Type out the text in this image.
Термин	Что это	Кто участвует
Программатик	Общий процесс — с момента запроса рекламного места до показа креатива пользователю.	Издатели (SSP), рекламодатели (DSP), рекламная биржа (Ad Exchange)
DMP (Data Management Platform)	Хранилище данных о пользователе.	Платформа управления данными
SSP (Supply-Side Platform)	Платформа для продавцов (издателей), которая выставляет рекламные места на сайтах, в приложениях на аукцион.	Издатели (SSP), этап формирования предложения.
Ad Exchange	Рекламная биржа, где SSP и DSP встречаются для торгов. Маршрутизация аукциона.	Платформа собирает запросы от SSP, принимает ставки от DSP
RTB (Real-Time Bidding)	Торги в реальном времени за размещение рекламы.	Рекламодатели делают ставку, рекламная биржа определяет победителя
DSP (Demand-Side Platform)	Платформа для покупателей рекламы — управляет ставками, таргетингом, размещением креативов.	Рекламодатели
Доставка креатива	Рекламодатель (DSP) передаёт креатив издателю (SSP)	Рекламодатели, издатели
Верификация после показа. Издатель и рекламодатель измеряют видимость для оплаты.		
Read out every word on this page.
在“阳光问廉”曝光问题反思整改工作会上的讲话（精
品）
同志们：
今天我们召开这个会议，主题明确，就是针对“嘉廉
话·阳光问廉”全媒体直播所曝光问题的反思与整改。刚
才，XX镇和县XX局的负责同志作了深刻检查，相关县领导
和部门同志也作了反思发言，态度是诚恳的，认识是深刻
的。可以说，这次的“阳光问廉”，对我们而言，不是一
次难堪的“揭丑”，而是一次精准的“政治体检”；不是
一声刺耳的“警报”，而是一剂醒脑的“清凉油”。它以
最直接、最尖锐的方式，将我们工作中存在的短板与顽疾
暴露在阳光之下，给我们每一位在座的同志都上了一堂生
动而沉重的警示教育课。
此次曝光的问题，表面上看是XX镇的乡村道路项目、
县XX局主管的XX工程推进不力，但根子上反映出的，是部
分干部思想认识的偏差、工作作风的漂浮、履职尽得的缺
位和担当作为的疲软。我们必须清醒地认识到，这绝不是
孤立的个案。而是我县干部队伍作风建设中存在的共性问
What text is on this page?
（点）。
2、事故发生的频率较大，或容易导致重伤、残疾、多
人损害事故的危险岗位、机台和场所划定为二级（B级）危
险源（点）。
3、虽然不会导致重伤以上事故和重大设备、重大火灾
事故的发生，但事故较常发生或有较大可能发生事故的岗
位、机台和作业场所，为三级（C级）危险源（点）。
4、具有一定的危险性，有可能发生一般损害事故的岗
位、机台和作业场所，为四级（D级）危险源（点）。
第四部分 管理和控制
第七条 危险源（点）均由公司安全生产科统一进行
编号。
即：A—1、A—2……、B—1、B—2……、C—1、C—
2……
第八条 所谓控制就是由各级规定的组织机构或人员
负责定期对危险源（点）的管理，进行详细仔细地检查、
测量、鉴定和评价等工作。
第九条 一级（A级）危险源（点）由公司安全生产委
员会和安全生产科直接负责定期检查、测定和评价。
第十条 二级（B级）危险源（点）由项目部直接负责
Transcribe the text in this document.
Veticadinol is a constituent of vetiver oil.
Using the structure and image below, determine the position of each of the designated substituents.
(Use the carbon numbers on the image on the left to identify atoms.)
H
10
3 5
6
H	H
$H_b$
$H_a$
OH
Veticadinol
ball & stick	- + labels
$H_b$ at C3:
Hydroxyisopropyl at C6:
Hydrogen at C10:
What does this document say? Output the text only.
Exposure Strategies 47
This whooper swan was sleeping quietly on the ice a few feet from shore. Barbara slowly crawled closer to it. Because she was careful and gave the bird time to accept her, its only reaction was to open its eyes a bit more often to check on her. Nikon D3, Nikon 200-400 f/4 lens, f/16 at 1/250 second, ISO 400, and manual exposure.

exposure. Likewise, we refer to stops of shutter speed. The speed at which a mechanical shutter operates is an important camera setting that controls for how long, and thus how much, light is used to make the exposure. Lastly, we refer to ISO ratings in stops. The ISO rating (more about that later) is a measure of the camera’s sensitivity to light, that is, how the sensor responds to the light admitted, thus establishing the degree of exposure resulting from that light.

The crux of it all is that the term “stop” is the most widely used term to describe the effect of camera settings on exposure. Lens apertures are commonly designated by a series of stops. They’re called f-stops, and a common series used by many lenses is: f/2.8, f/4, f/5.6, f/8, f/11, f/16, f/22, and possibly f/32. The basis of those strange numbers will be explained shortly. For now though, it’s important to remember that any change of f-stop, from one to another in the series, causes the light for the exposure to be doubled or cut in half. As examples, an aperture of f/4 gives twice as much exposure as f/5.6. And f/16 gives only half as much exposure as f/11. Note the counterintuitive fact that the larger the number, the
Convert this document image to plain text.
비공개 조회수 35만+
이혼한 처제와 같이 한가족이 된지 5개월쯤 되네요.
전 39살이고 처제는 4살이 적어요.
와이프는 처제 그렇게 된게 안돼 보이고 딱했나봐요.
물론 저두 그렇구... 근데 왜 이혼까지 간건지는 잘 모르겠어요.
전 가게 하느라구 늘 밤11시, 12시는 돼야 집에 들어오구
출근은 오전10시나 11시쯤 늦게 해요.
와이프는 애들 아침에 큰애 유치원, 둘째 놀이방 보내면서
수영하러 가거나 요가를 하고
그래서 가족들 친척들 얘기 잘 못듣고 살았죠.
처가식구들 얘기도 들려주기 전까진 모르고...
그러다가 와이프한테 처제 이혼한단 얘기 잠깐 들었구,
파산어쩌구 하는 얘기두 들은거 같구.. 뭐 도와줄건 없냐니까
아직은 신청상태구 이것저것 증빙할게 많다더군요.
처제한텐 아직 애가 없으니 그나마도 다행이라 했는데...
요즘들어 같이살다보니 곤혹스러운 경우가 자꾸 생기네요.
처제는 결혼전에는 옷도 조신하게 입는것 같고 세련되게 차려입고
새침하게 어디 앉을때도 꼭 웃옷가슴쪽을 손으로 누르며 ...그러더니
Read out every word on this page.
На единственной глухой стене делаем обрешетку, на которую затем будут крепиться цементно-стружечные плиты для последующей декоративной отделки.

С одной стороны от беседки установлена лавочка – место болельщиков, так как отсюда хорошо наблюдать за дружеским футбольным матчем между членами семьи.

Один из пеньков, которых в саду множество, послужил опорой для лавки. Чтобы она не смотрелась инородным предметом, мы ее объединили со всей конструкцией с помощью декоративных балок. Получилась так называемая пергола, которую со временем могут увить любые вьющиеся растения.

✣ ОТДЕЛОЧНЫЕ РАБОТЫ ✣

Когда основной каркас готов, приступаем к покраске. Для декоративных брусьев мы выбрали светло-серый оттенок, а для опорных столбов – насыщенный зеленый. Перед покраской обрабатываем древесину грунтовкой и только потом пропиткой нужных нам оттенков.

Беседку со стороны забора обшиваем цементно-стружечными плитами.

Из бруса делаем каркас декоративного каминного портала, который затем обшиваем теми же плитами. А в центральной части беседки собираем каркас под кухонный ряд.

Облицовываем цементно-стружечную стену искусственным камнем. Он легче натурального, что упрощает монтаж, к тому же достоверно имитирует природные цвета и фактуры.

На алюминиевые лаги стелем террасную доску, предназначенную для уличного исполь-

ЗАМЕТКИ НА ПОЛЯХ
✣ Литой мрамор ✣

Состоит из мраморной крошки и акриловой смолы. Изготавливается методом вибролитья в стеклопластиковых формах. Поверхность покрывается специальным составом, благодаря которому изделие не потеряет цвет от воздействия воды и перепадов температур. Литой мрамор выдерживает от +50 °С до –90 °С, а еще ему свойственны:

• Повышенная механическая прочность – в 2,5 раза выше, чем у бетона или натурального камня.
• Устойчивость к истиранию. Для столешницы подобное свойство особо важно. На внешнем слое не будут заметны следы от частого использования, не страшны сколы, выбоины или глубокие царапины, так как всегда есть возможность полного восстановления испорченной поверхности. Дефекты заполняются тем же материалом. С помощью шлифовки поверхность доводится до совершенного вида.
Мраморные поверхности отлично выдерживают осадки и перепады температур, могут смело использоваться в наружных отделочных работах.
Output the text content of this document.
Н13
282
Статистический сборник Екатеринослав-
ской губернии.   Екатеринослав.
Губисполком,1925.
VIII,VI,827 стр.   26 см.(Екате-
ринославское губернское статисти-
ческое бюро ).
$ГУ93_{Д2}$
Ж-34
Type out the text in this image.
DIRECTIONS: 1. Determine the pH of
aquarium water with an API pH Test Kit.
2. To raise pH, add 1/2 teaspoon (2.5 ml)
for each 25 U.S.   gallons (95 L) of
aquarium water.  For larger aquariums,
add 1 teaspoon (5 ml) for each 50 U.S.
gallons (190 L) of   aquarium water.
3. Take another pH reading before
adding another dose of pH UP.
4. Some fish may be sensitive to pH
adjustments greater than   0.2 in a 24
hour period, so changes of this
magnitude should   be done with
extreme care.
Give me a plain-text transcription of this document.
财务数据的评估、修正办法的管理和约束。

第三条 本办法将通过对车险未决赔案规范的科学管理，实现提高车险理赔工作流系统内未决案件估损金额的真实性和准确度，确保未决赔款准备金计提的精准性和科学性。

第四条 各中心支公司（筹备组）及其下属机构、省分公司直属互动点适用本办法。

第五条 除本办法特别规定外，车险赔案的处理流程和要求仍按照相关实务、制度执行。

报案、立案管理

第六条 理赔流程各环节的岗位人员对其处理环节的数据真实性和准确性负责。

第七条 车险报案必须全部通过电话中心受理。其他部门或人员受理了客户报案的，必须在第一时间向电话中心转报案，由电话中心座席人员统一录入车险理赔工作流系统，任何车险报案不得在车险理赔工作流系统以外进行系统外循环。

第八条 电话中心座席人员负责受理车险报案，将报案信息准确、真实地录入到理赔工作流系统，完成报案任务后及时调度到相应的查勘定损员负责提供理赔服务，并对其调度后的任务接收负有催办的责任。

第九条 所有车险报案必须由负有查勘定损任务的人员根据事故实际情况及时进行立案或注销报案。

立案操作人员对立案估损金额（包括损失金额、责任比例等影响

==============================

#### [WRITTEN REQUEST]
Show the lines of the data that hold the word "와이프는".

#### [ANSWER BELOW]
와이프는 처제 그렇게 된게 안돼 보이고 딱했나봐요.
와이프는 애들 아침에 큰애 유치원, 둘째 놀이방 보내면서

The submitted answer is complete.